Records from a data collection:
★ ★ ★ ★ ★
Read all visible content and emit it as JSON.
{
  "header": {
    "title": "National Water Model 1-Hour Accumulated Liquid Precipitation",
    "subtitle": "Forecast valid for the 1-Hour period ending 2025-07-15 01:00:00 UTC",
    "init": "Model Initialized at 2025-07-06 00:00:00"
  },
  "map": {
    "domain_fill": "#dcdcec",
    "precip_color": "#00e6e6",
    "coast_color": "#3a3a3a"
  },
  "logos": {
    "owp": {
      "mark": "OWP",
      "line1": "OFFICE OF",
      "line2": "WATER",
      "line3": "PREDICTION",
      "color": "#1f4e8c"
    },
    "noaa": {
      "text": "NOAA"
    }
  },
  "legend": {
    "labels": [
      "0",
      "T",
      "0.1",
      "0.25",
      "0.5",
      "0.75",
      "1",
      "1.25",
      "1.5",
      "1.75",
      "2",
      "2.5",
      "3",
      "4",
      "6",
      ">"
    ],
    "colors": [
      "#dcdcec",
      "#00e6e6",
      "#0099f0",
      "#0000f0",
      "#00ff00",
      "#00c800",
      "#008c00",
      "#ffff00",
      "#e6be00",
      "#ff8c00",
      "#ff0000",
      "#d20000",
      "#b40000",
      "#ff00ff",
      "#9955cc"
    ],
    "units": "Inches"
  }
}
★ ★ ★ ★ ★
## Exercise prompt
The records above must be repeated exactly, every one of them.

## Worked answer
Read all visible content and emit it as JSON.
{
  "header": {
    "title": "National Water Model 1-Hour Accumulated Liquid Precipitation",
    "subtitle": "Forecast valid for the 1-Hour period ending 2025-07-15 01:00:00 UTC",
    "init": "Model Initialized at 2025-07-06 00:00:00"
  },
  "map": {
    "domain_fill": "#dcdcec",
    "precip_color": "#00e6e6",
    "coast_color": "#3a3a3a"
  },
  "logos": {
    "owp": {
      "mark": "OWP",
      "line1": "OFFICE OF",
      "line2": "WATER",
      "line3": "PREDICTION",
      "color": "#1f4e8c"
    },
    "noaa": {
      "text": "NOAA"
    }
  },
  "legend": {
    "labels": [
      "0",
      "T",
      "0.1",
      "0.25",
      "0.5",
      "0.75",
      "1",
      "1.25",
      "1.5",
      "1.75",
      "2",
      "2.5",
      "3",
      "4",
      "6",
      ">"
    ],
    "colors": [
      "#dcdcec",
      "#00e6e6",
      "#0099f0",
      "#0000f0",
      "#00ff00",
      "#00c800",
      "#008c00",
      "#ffff00",
      "#e6be00",
      "#ff8c00",
      "#ff0000",
      "#d20000",
      "#b40000",
      "#ff00ff",
      "#9955cc"
    ],
    "units": "Inches"
  }
}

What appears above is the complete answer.